→ Exercise: Copy each line below in which the string "ดของ" occurs.

## Begin Exercise materials

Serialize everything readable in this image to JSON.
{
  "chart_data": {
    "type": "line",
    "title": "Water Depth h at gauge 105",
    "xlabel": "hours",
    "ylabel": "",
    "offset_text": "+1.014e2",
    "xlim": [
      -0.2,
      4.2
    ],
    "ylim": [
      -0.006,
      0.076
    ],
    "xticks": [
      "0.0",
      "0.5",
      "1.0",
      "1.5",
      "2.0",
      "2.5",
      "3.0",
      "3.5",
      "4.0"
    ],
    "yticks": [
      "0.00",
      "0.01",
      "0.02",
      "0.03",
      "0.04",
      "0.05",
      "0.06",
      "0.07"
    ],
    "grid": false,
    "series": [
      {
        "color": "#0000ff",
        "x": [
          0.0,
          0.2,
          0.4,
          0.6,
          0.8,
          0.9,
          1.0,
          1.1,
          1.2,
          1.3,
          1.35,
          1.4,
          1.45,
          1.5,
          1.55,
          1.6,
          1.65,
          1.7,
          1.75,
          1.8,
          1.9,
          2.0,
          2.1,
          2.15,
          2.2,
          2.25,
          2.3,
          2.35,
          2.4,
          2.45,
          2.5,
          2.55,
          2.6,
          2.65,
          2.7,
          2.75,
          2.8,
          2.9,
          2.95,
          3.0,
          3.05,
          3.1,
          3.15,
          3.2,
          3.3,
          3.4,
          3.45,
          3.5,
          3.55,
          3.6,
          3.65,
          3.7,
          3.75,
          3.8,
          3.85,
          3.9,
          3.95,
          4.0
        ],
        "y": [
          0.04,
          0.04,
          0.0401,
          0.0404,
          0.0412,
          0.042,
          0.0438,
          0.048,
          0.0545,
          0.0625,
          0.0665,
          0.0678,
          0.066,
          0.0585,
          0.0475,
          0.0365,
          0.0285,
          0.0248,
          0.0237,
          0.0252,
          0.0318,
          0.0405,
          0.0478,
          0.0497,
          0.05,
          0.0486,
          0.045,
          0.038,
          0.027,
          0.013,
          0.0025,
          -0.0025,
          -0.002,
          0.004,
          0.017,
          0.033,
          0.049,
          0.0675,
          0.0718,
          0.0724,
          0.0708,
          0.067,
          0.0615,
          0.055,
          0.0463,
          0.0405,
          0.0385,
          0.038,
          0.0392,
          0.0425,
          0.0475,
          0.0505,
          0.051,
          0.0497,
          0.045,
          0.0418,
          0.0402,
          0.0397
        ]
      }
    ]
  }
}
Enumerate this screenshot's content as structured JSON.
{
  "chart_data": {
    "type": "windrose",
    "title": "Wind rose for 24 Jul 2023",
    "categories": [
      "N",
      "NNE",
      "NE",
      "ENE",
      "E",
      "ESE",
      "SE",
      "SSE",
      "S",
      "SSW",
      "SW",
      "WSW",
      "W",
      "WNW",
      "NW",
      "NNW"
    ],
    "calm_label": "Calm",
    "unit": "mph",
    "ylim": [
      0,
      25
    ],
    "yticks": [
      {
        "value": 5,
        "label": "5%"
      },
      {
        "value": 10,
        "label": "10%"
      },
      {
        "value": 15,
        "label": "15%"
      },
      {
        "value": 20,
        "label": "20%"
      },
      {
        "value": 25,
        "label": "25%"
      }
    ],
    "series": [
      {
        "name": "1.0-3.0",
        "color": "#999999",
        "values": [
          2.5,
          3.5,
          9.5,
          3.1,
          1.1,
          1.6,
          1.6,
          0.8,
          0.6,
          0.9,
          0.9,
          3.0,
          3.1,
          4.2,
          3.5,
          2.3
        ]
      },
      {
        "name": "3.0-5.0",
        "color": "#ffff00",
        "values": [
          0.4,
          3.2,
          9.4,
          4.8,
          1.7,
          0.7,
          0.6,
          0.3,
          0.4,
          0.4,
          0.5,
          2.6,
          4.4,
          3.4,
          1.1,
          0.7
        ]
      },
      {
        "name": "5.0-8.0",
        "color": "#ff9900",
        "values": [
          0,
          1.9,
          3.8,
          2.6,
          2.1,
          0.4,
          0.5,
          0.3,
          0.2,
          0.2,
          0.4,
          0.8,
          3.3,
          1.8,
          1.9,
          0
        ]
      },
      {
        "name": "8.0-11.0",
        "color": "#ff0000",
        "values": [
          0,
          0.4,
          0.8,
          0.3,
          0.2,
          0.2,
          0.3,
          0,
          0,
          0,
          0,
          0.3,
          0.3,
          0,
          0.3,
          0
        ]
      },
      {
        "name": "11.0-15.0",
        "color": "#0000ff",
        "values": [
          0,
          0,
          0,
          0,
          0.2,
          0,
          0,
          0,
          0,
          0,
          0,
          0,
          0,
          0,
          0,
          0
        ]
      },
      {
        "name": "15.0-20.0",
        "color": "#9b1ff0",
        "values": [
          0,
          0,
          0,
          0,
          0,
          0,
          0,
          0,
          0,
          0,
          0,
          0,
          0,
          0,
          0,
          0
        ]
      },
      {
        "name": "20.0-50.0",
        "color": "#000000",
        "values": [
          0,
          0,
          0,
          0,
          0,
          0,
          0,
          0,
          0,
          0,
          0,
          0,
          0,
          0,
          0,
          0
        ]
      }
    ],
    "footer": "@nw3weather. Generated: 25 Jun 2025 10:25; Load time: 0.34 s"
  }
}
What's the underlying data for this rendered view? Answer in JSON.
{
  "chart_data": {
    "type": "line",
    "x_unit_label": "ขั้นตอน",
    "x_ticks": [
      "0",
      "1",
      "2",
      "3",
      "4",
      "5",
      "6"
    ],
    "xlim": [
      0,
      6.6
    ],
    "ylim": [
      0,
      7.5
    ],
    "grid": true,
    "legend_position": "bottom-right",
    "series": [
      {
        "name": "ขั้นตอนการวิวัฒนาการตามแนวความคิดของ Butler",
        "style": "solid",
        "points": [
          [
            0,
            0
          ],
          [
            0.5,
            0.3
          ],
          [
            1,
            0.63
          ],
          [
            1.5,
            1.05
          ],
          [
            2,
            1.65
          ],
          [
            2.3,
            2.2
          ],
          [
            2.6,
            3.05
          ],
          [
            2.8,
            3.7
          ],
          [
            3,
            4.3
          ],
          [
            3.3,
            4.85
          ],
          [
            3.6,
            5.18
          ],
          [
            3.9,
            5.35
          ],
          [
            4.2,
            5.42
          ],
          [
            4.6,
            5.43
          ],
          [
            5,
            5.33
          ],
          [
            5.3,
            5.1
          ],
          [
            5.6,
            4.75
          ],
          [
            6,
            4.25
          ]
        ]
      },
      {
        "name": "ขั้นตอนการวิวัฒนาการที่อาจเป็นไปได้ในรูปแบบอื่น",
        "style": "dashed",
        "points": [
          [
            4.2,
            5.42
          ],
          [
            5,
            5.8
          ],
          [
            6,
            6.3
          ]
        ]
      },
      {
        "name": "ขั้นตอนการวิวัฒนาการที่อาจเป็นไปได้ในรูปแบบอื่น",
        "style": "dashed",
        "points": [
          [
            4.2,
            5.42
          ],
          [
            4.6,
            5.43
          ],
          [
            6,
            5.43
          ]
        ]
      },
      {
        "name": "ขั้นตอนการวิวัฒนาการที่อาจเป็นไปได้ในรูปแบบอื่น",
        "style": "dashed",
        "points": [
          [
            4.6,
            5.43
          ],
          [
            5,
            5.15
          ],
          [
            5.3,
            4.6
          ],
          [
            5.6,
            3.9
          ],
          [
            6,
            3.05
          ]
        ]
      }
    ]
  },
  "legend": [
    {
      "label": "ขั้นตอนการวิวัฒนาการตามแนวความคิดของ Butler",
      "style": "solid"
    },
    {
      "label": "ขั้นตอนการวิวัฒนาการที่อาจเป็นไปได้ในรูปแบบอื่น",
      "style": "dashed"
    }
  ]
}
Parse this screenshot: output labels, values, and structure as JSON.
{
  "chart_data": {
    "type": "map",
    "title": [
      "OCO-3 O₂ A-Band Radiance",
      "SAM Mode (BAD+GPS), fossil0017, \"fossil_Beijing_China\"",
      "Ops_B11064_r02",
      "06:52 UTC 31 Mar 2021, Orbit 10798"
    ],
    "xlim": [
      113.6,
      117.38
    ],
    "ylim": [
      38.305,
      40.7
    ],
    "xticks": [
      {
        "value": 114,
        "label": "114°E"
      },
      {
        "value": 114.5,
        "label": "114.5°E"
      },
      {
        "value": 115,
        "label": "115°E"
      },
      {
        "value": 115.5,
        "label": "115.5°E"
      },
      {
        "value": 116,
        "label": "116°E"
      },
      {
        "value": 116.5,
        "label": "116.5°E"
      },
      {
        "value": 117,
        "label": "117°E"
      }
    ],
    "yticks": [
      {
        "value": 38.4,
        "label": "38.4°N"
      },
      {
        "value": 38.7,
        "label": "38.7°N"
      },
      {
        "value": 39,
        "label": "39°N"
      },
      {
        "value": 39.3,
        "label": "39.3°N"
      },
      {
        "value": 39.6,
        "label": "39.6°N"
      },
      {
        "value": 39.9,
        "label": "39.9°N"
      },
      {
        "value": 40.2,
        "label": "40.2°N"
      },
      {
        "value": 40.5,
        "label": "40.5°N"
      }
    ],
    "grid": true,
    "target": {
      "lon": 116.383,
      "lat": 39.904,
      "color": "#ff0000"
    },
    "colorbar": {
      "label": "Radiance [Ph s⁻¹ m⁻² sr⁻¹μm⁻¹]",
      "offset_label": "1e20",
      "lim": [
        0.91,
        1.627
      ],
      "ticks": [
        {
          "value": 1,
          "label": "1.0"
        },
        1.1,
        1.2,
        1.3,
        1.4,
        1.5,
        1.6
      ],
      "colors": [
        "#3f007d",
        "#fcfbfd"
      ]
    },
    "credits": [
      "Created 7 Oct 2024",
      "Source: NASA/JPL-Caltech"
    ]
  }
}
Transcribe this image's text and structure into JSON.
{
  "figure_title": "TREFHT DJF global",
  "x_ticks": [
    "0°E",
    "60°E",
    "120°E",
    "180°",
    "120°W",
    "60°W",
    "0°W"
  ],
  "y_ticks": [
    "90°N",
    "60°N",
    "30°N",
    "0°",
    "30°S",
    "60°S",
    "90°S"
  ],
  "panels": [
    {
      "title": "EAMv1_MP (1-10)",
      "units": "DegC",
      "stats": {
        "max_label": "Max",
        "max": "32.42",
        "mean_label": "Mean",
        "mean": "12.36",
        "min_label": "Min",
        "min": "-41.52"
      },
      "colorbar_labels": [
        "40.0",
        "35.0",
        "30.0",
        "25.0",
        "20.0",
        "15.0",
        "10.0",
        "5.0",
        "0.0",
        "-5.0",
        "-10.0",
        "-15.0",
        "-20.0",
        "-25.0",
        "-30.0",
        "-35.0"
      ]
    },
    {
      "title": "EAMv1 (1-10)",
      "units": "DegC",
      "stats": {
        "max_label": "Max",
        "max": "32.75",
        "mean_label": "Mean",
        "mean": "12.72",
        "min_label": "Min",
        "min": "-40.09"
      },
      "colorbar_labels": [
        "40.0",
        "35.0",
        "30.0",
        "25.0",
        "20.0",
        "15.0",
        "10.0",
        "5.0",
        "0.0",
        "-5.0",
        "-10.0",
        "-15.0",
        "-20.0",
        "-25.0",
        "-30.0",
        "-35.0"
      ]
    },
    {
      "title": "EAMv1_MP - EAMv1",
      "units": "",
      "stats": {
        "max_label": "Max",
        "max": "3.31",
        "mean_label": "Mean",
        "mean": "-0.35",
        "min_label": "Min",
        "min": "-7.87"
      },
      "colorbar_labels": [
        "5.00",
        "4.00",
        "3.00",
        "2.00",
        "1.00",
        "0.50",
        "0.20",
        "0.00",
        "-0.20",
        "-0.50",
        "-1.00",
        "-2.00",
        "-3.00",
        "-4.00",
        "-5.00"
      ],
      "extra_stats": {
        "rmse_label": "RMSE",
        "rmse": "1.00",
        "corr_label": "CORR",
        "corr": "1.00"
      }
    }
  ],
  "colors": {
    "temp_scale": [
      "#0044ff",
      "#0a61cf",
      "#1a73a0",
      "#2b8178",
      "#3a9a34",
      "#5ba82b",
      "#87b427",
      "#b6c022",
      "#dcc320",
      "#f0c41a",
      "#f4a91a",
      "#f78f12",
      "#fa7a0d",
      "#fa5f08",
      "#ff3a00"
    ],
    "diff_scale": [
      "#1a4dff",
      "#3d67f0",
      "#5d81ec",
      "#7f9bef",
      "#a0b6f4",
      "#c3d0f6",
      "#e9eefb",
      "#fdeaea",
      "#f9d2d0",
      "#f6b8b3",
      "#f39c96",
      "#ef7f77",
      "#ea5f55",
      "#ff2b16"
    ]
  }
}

## End Exercise materials

→ Completed exercise:
        "name": "ขั้นตอนการวิวัฒนาการตามแนวความคิดของ Butler",
      "label": "ขั้นตอนการวิวัฒนาการตามแนวความคิดของ Butler",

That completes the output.